▶ [Input data]

..............................

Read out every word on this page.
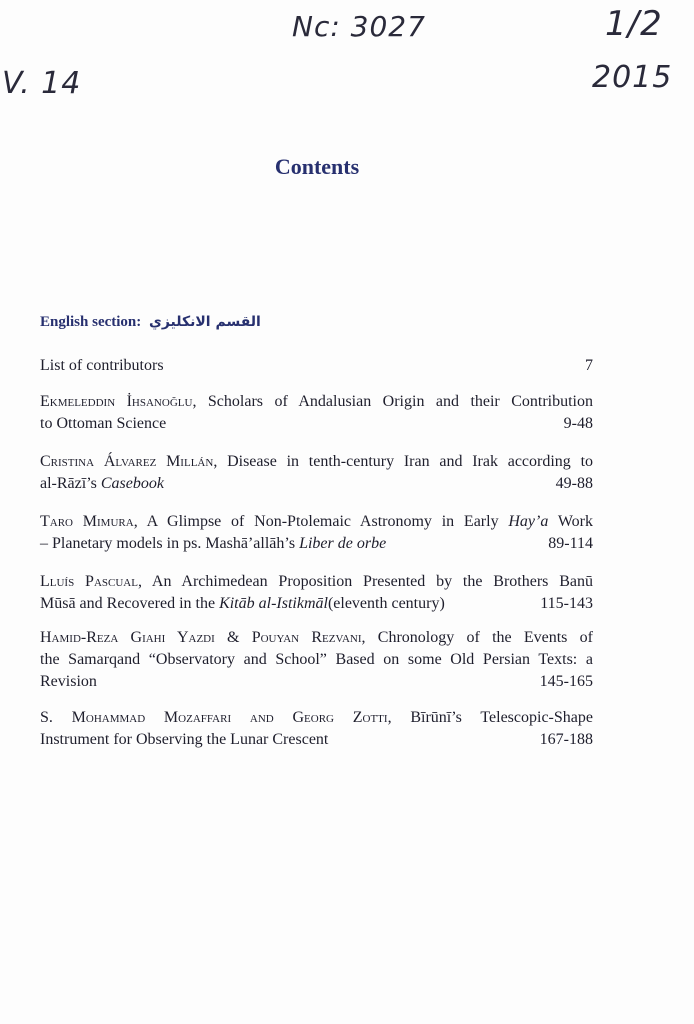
Nc: 3027	1/2
V. 14	2015
Contents
English section: القسم الانكليزي
List of contributors	7
Ekmeleddin İhsanoğlu, Scholars of Andalusian Origin and their Contribution
to Ottoman Science	9-48
Cristina Álvarez Millán, Disease in tenth-century Iran and Irak according to
al-Rāzī’s Casebook	49-88
Taro Mimura, A Glimpse of Non-Ptolemaic Astronomy in Early Hay’a Work
– Planetary models in ps. Mashā’allāh’s Liber de orbe	89-114
Lluís Pascual, An Archimedean Proposition Presented by the Brothers Banū
Mūsā and Recovered in the Kitāb al-Istikmāl(eleventh century)	115-143
Hamid-Reza Giahi Yazdi & Pouyan Rezvani, Chronology of the Events of
the Samarqand “Observatory and School” Based on some Old Persian Texts: a
Revision	145-165
S. Mohammad Mozaffari and Georg Zotti, Bīrūnī’s Telescopic-Shape
Instrument for Observing the Lunar Crescent	167-188
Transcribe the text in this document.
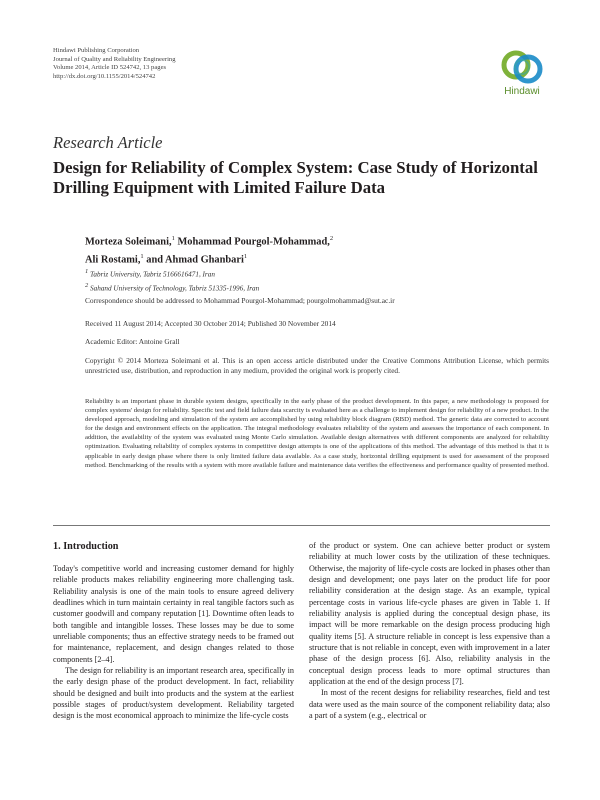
Hindawi Publishing Corporation
Journal of Quality and Reliability Engineering
Volume 2014, Article ID 524742, 13 pages
http://dx.doi.org/10.1155/2014/524742
Hindawi
Research Article
Design for Reliability of Complex System: Case Study of Horizontal Drilling Equipment with Limited Failure Data
Morteza Soleimani,$^1$ Mohammad Pourgol-Mohammad,$^2$
Ali Rostami,$^1$ and Ahmad Ghanbari$^1$
$^1$ Tabriz University, Tabriz 5166616471, Iran
$^2$ Sahand University of Technology, Tabriz 51335-1996, Iran
Correspondence should be addressed to Mohammad Pourgol-Mohammad; pourgolmohammad@sut.ac.ir
Received 11 August 2014; Accepted 30 October 2014; Published 30 November 2014
Academic Editor: Antoine Grall
Copyright © 2014 Morteza Soleimani et al. This is an open access article distributed under the Creative Commons Attribution License, which permits unrestricted use, distribution, and reproduction in any medium, provided the original work is properly cited.
Reliability is an important phase in durable system designs, specifically in the early phase of the product development. In this paper, a new methodology is proposed for complex systems' design for reliability. Specific test and field failure data scarcity is evaluated here as a challenge to implement design for reliability of a new product. In the developed approach, modeling and simulation of the system are accomplished by using reliability block diagram (RBD) method. The generic data are corrected to account for the design and environment effects on the application. The integral methodology evaluates reliability of the system and assesses the importance of each component. In addition, the availability of the system was evaluated using Monte Carlo simulation. Available design alternatives with different components are analyzed for reliability optimization. Evaluating reliability of complex systems in competitive design attempts is one of the applications of this method. The advantage of this method is that it is applicable in early design phase where there is only limited failure data available. As a case study, horizontal drilling equipment is used for assessment of the proposed method. Benchmarking of the results with a system with more available failure and maintenance data verifies the effectiveness and performance quality of presented method.
1. Introduction

Today's competitive world and increasing customer demand for highly reliable products makes reliability engineering more challenging task. Reliability analysis is one of the main tools to ensure agreed delivery deadlines which in turn maintain certainty in real tangible factors such as customer goodwill and company reputation [1]. Downtime often leads to both tangible and intangible losses. These losses may be due to some unreliable components; thus an effective strategy needs to be framed out for maintenance, replacement, and design changes related to those components [2–4].

The design for reliability is an important research area, specifically in the early design phase of the product development. In fact, reliability should be designed and built into products and the system at the earliest possible stages of product/system development. Reliability targeted design is the most economical approach to minimize the life-cycle costs

of the product or system. One can achieve better product or system reliability at much lower costs by the utilization of these techniques. Otherwise, the majority of life-cycle costs are locked in phases other than design and development; one pays later on the product life for poor reliability consideration at the design stage. As an example, typical percentage costs in various life-cycle phases are given in Table 1. If reliability analysis is applied during the conceptual design phase, its impact will be more remarkable on the design process producing high quality items [5]. A structure reliable in concept is less expensive than a structure that is not reliable in concept, even with improvement in a later phase of the design process [6]. Also, reliability analysis in the conceptual design process leads to more optimal structures than application at the end of the design process [7].

In most of the recent designs for reliability researches, field and test data were used as the main source of the component reliability data; also a part of a system (e.g., electrical or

..............................

▶ [Exercise details]
All records above are to be printed exactly, minus the pictures they contain.

▶ [Result of this task]
Read out every word on this page.
Nc: 3027	1/2
V. 14	2015
Contents
English section: القسم الانكليزي
List of contributors	7
Ekmeleddin İhsanoğlu, Scholars of Andalusian Origin and their Contribution
to Ottoman Science	9-48
Cristina Álvarez Millán, Disease in tenth-century Iran and Irak according to
al-Rāzī’s Casebook	49-88
Taro Mimura, A Glimpse of Non-Ptolemaic Astronomy in Early Hay’a Work
– Planetary models in ps. Mashā’allāh’s Liber de orbe	89-114
Lluís Pascual, An Archimedean Proposition Presented by the Brothers Banū
Mūsā and Recovered in the Kitāb al-Istikmāl(eleventh century)	115-143
Hamid-Reza Giahi Yazdi & Pouyan Rezvani, Chronology of the Events of
the Samarqand “Observatory and School” Based on some Old Persian Texts: a
Revision	145-165
S. Mohammad Mozaffari and Georg Zotti, Bīrūnī’s Telescopic-Shape
Instrument for Observing the Lunar Crescent	167-188
Transcribe the text in this document.
Hindawi Publishing Corporation
Journal of Quality and Reliability Engineering
Volume 2014, Article ID 524742, 13 pages
http://dx.doi.org/10.1155/2014/524742
Hindawi
Research Article
Design for Reliability of Complex System: Case Study of Horizontal Drilling Equipment with Limited Failure Data
Morteza Soleimani,$^1$ Mohammad Pourgol-Mohammad,$^2$
Ali Rostami,$^1$ and Ahmad Ghanbari$^1$
$^1$ Tabriz University, Tabriz 5166616471, Iran
$^2$ Sahand University of Technology, Tabriz 51335-1996, Iran
Correspondence should be addressed to Mohammad Pourgol-Mohammad; pourgolmohammad@sut.ac.ir
Received 11 August 2014; Accepted 30 October 2014; Published 30 November 2014
Academic Editor: Antoine Grall
Copyright © 2014 Morteza Soleimani et al. This is an open access article distributed under the Creative Commons Attribution License, which permits unrestricted use, distribution, and reproduction in any medium, provided the original work is properly cited.
Reliability is an important phase in durable system designs, specifically in the early phase of the product development. In this paper, a new methodology is proposed for complex systems' design for reliability. Specific test and field failure data scarcity is evaluated here as a challenge to implement design for reliability of a new product. In the developed approach, modeling and simulation of the system are accomplished by using reliability block diagram (RBD) method. The generic data are corrected to account for the design and environment effects on the application. The integral methodology evaluates reliability of the system and assesses the importance of each component. In addition, the availability of the system was evaluated using Monte Carlo simulation. Available design alternatives with different components are analyzed for reliability optimization. Evaluating reliability of complex systems in competitive design attempts is one of the applications of this method. The advantage of this method is that it is applicable in early design phase where there is only limited failure data available. As a case study, horizontal drilling equipment is used for assessment of the proposed method. Benchmarking of the results with a system with more available failure and maintenance data verifies the effectiveness and performance quality of presented method.
1. Introduction

Today's competitive world and increasing customer demand for highly reliable products makes reliability engineering more challenging task. Reliability analysis is one of the main tools to ensure agreed delivery deadlines which in turn maintain certainty in real tangible factors such as customer goodwill and company reputation [1]. Downtime often leads to both tangible and intangible losses. These losses may be due to some unreliable components; thus an effective strategy needs to be framed out for maintenance, replacement, and design changes related to those components [2–4].

The design for reliability is an important research area, specifically in the early design phase of the product development. In fact, reliability should be designed and built into products and the system at the earliest possible stages of product/system development. Reliability targeted design is the most economical approach to minimize the life-cycle costs

of the product or system. One can achieve better product or system reliability at much lower costs by the utilization of these techniques. Otherwise, the majority of life-cycle costs are locked in phases other than design and development; one pays later on the product life for poor reliability consideration at the design stage. As an example, typical percentage costs in various life-cycle phases are given in Table 1. If reliability analysis is applied during the conceptual design phase, its impact will be more remarkable on the design process producing high quality items [5]. A structure reliable in concept is less expensive than a structure that is not reliable in concept, even with improvement in a later phase of the design process [6]. Also, reliability analysis in the conceptual design process leads to more optimal structures than application at the end of the design process [7].

In most of the recent designs for reliability researches, field and test data were used as the main source of the component reliability data; also a part of a system (e.g., electrical or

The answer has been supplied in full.